Every record should be copied exactly, except that pictures are to be omitted.

* **MATERIAL FOR THE TASK**
# # # #

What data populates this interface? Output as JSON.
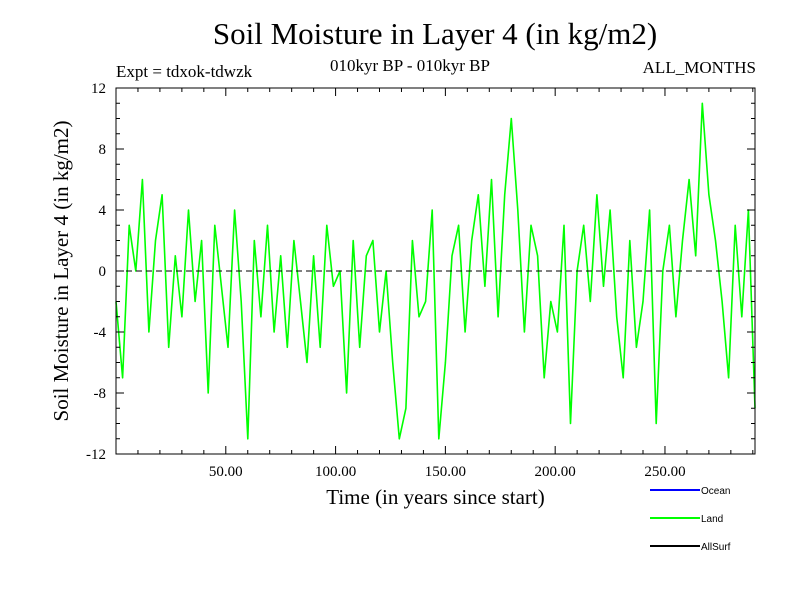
{
  "chart_data": {
    "type": "line",
    "title": "Soil Moisture in Layer 4 (in kg/m2)",
    "subtitle_left": "Expt = tdxok-tdwzk",
    "subtitle_center": "010kyr BP - 010kyr BP",
    "subtitle_right": "ALL_MONTHS",
    "xlabel": "Time (in years since start)",
    "ylabel": "Soil Moisture in Layer 4 (in kg/m2)",
    "xlim": [
      0,
      291
    ],
    "ylim": [
      -12,
      12
    ],
    "x_ticks": [
      50,
      100,
      150,
      200,
      250
    ],
    "x_tick_labels": [
      "50.00",
      "100.00",
      "150.00",
      "200.00",
      "250.00"
    ],
    "y_ticks": [
      -12,
      -8,
      -4,
      0,
      4,
      8,
      12
    ],
    "y_tick_labels": [
      "-12",
      "-8",
      "-4",
      "0",
      "4",
      "8",
      "12"
    ],
    "zero_line": "dashed",
    "grid": false,
    "legend_position": "bottom-right",
    "series": [
      {
        "name": "Land",
        "color": "#00ff00",
        "x": [
          0,
          3,
          6,
          9,
          12,
          15,
          18,
          21,
          24,
          27,
          30,
          33,
          36,
          39,
          42,
          45,
          48,
          51,
          54,
          57,
          60,
          63,
          66,
          69,
          72,
          75,
          78,
          81,
          84,
          87,
          90,
          93,
          96,
          99,
          102,
          105,
          108,
          111,
          114,
          117,
          120,
          123,
          126,
          129,
          132,
          135,
          138,
          141,
          144,
          147,
          150,
          153,
          156,
          159,
          162,
          165,
          168,
          171,
          174,
          177,
          180,
          183,
          186,
          189,
          192,
          195,
          198,
          201,
          204,
          207,
          210,
          213,
          216,
          219,
          222,
          225,
          228,
          231,
          234,
          237,
          240,
          243,
          246,
          249,
          252,
          255,
          258,
          261,
          264,
          267,
          270,
          273,
          276,
          279,
          282,
          285,
          288,
          291
        ],
        "values": [
          -2,
          -7,
          3,
          0,
          6,
          -4,
          2,
          5,
          -5,
          1,
          -3,
          4,
          -2,
          2,
          -8,
          3,
          -1,
          -5,
          4,
          -2,
          -11,
          2,
          -3,
          3,
          -4,
          1,
          -5,
          2,
          -2,
          -6,
          1,
          -5,
          3,
          -1,
          0,
          -8,
          2,
          -5,
          1,
          2,
          -4,
          0,
          -6,
          -11,
          -9,
          2,
          -3,
          -2,
          4,
          -11,
          -6,
          1,
          3,
          -4,
          2,
          5,
          -1,
          6,
          -3,
          5,
          10,
          4,
          -4,
          3,
          1,
          -7,
          -2,
          -4,
          3,
          -10,
          0,
          3,
          -2,
          5,
          -1,
          4,
          -3,
          -7,
          2,
          -5,
          -2,
          4,
          -10,
          0,
          3,
          -3,
          2,
          6,
          1,
          11,
          5,
          2,
          -2,
          -7,
          3,
          -3,
          4,
          -9
        ]
      },
      {
        "name": "Ocean",
        "color": "#0000ff"
      },
      {
        "name": "AllSurf",
        "color": "#000000"
      }
    ]
  }
}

# # # #

* **EXERCISE OUTPUT**
What data populates this interface? Output as JSON.
{
  "chart_data": {
    "type": "line",
    "title": "Soil Moisture in Layer 4 (in kg/m2)",
    "subtitle_left": "Expt = tdxok-tdwzk",
    "subtitle_center": "010kyr BP - 010kyr BP",
    "subtitle_right": "ALL_MONTHS",
    "xlabel": "Time (in years since start)",
    "ylabel": "Soil Moisture in Layer 4 (in kg/m2)",
    "xlim": [
      0,
      291
    ],
    "ylim": [
      -12,
      12
    ],
    "x_ticks": [
      50,
      100,
      150,
      200,
      250
    ],
    "x_tick_labels": [
      "50.00",
      "100.00",
      "150.00",
      "200.00",
      "250.00"
    ],
    "y_ticks": [
      -12,
      -8,
      -4,
      0,
      4,
      8,
      12
    ],
    "y_tick_labels": [
      "-12",
      "-8",
      "-4",
      "0",
      "4",
      "8",
      "12"
    ],
    "zero_line": "dashed",
    "grid": false,
    "legend_position": "bottom-right",
    "series": [
      {
        "name": "Land",
        "color": "#00ff00",
        "x": [
          0,
          3,
          6,
          9,
          12,
          15,
          18,
          21,
          24,
          27,
          30,
          33,
          36,
          39,
          42,
          45,
          48,
          51,
          54,
          57,
          60,
          63,
          66,
          69,
          72,
          75,
          78,
          81,
          84,
          87,
          90,
          93,
          96,
          99,
          102,
          105,
          108,
          111,
          114,
          117,
          120,
          123,
          126,
          129,
          132,
          135,
          138,
          141,
          144,
          147,
          150,
          153,
          156,
          159,
          162,
          165,
          168,
          171,
          174,
          177,
          180,
          183,
          186,
          189,
          192,
          195,
          198,
          201,
          204,
          207,
          210,
          213,
          216,
          219,
          222,
          225,
          228,
          231,
          234,
          237,
          240,
          243,
          246,
          249,
          252,
          255,
          258,
          261,
          264,
          267,
          270,
          273,
          276,
          279,
          282,
          285,
          288,
          291
        ],
        "values": [
          -2,
          -7,
          3,
          0,
          6,
          -4,
          2,
          5,
          -5,
          1,
          -3,
          4,
          -2,
          2,
          -8,
          3,
          -1,
          -5,
          4,
          -2,
          -11,
          2,
          -3,
          3,
          -4,
          1,
          -5,
          2,
          -2,
          -6,
          1,
          -5,
          3,
          -1,
          0,
          -8,
          2,
          -5,
          1,
          2,
          -4,
          0,
          -6,
          -11,
          -9,
          2,
          -3,
          -2,
          4,
          -11,
          -6,
          1,
          3,
          -4,
          2,
          5,
          -1,
          6,
          -3,
          5,
          10,
          4,
          -4,
          3,
          1,
          -7,
          -2,
          -4,
          3,
          -10,
          0,
          3,
          -2,
          5,
          -1,
          4,
          -3,
          -7,
          2,
          -5,
          -2,
          4,
          -10,
          0,
          3,
          -3,
          2,
          6,
          1,
          11,
          5,
          2,
          -2,
          -7,
          3,
          -3,
          4,
          -9
        ]
      },
      {
        "name": "Ocean",
        "color": "#0000ff"
      },
      {
        "name": "AllSurf",
        "color": "#000000"
      }
    ]
  }
}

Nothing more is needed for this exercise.